Stored records
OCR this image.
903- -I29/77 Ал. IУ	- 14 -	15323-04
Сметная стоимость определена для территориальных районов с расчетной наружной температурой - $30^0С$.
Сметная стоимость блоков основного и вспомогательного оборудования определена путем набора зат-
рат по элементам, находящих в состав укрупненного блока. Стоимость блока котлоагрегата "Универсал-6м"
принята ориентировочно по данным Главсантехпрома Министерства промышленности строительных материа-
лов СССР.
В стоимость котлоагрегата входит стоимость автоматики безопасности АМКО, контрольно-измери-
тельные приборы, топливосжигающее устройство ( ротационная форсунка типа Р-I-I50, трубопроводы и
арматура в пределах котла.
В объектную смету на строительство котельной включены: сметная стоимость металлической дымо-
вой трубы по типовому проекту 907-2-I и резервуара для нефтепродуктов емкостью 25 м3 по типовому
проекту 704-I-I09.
...
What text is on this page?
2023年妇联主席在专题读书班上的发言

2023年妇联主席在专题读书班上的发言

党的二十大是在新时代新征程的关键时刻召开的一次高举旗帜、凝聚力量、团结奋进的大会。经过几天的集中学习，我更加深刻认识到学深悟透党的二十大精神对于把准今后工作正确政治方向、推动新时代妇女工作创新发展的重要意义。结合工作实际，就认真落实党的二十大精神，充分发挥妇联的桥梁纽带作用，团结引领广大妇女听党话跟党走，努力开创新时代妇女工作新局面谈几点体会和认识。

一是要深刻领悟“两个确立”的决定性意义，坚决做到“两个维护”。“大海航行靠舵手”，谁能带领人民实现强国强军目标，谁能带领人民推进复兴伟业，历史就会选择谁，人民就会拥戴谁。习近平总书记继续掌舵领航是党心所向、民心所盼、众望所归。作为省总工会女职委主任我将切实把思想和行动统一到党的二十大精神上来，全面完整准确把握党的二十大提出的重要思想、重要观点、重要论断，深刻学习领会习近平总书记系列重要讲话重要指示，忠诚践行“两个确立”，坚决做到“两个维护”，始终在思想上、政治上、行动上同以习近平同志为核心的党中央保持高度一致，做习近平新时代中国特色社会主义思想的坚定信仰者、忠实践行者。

■ **EXERCISE PROMPT**: Copy all lines of the material above where the string "this" occurs.

■ **SOLVED EXERCISE**:
OCR this image.
What text is on this page?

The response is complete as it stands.